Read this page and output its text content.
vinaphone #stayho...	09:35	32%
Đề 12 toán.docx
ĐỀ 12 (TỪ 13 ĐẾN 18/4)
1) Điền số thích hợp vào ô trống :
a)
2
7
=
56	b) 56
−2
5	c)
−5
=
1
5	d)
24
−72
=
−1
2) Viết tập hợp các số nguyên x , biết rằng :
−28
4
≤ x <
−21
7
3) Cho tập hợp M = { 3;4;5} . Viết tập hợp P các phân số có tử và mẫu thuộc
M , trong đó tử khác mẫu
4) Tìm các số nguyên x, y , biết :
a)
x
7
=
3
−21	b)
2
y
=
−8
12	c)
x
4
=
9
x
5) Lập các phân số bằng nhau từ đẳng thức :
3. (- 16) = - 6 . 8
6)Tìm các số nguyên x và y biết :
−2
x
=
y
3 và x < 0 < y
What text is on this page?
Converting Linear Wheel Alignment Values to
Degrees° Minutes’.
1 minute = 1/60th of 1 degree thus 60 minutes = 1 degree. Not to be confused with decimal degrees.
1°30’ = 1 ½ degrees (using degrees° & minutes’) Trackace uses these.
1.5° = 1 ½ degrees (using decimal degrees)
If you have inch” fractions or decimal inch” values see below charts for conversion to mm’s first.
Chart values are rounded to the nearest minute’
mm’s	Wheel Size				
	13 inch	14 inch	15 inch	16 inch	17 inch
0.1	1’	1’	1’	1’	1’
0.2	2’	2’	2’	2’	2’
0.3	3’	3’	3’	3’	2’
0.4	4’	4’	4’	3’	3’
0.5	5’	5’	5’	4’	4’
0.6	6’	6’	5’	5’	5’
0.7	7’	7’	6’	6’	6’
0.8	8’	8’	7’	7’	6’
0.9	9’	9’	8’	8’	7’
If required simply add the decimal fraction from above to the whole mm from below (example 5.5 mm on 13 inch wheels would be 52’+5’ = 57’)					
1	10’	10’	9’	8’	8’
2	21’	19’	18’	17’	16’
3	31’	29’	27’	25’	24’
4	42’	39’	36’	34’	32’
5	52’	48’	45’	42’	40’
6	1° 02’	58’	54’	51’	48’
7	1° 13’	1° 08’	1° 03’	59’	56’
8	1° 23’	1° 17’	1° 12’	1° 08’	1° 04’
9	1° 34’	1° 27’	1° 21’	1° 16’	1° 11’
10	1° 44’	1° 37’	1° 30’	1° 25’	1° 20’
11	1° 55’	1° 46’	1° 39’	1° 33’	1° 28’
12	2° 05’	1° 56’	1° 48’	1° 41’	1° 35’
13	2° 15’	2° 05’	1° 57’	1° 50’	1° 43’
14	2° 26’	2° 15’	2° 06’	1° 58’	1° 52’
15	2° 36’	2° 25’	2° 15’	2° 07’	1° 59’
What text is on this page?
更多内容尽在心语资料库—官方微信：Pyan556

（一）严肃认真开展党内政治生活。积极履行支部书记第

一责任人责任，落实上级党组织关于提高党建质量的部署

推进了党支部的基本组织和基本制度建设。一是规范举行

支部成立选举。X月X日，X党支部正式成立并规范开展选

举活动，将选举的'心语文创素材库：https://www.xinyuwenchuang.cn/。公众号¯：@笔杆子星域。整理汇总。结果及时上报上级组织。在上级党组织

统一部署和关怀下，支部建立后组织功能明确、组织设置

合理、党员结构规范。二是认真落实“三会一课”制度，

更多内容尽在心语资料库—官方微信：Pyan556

- _Aim of the task_
Emit the records above again, exactly, with no line skipped.

- _Answer to this exercise_
Read this page and output its text content.
vinaphone #stayho...	09:35	32%
Đề 12 toán.docx
ĐỀ 12 (TỪ 13 ĐẾN 18/4)
1) Điền số thích hợp vào ô trống :
a)
2
7
=
56	b) 56
−2
5	c)
−5
=
1
5	d)
24
−72
=
−1
2) Viết tập hợp các số nguyên x , biết rằng :
−28
4
≤ x <
−21
7
3) Cho tập hợp M = { 3;4;5} . Viết tập hợp P các phân số có tử và mẫu thuộc
M , trong đó tử khác mẫu
4) Tìm các số nguyên x, y , biết :
a)
x
7
=
3
−21	b)
2
y
=
−8
12	c)
x
4
=
9
x
5) Lập các phân số bằng nhau từ đẳng thức :
3. (- 16) = - 6 . 8
6)Tìm các số nguyên x và y biết :
−2
x
=
y
3 và x < 0 < y
What text is on this page?
Converting Linear Wheel Alignment Values to
Degrees° Minutes’.
1 minute = 1/60th of 1 degree thus 60 minutes = 1 degree. Not to be confused with decimal degrees.
1°30’ = 1 ½ degrees (using degrees° & minutes’) Trackace uses these.
1.5° = 1 ½ degrees (using decimal degrees)
If you have inch” fractions or decimal inch” values see below charts for conversion to mm’s first.
Chart values are rounded to the nearest minute’
mm’s	Wheel Size				
	13 inch	14 inch	15 inch	16 inch	17 inch
0.1	1’	1’	1’	1’	1’
0.2	2’	2’	2’	2’	2’
0.3	3’	3’	3’	3’	2’
0.4	4’	4’	4’	3’	3’
0.5	5’	5’	5’	4’	4’
0.6	6’	6’	5’	5’	5’
0.7	7’	7’	6’	6’	6’
0.8	8’	8’	7’	7’	6’
0.9	9’	9’	8’	8’	7’
If required simply add the decimal fraction from above to the whole mm from below (example 5.5 mm on 13 inch wheels would be 52’+5’ = 57’)					
1	10’	10’	9’	8’	8’
2	21’	19’	18’	17’	16’
3	31’	29’	27’	25’	24’
4	42’	39’	36’	34’	32’
5	52’	48’	45’	42’	40’
6	1° 02’	58’	54’	51’	48’
7	1° 13’	1° 08’	1° 03’	59’	56’
8	1° 23’	1° 17’	1° 12’	1° 08’	1° 04’
9	1° 34’	1° 27’	1° 21’	1° 16’	1° 11’
10	1° 44’	1° 37’	1° 30’	1° 25’	1° 20’
11	1° 55’	1° 46’	1° 39’	1° 33’	1° 28’
12	2° 05’	1° 56’	1° 48’	1° 41’	1° 35’
13	2° 15’	2° 05’	1° 57’	1° 50’	1° 43’
14	2° 26’	2° 15’	2° 06’	1° 58’	1° 52’
15	2° 36’	2° 25’	2° 15’	2° 07’	1° 59’
What text is on this page?
更多内容尽在心语资料库—官方微信：Pyan556

（一）严肃认真开展党内政治生活。积极履行支部书记第

一责任人责任，落实上级党组织关于提高党建质量的部署

推进了党支部的基本组织和基本制度建设。一是规范举行

支部成立选举。X月X日，X党支部正式成立并规范开展选

举活动，将选举的'心语文创素材库：https://www.xinyuwenchuang.cn/。公众号¯：@笔杆子星域。整理汇总。结果及时上报上级组织。在上级党组织

统一部署和关怀下，支部建立后组织功能明确、组织设置

合理、党员结构规范。二是认真落实“三会一课”制度，

更多内容尽在心语资料库—官方微信：Pyan556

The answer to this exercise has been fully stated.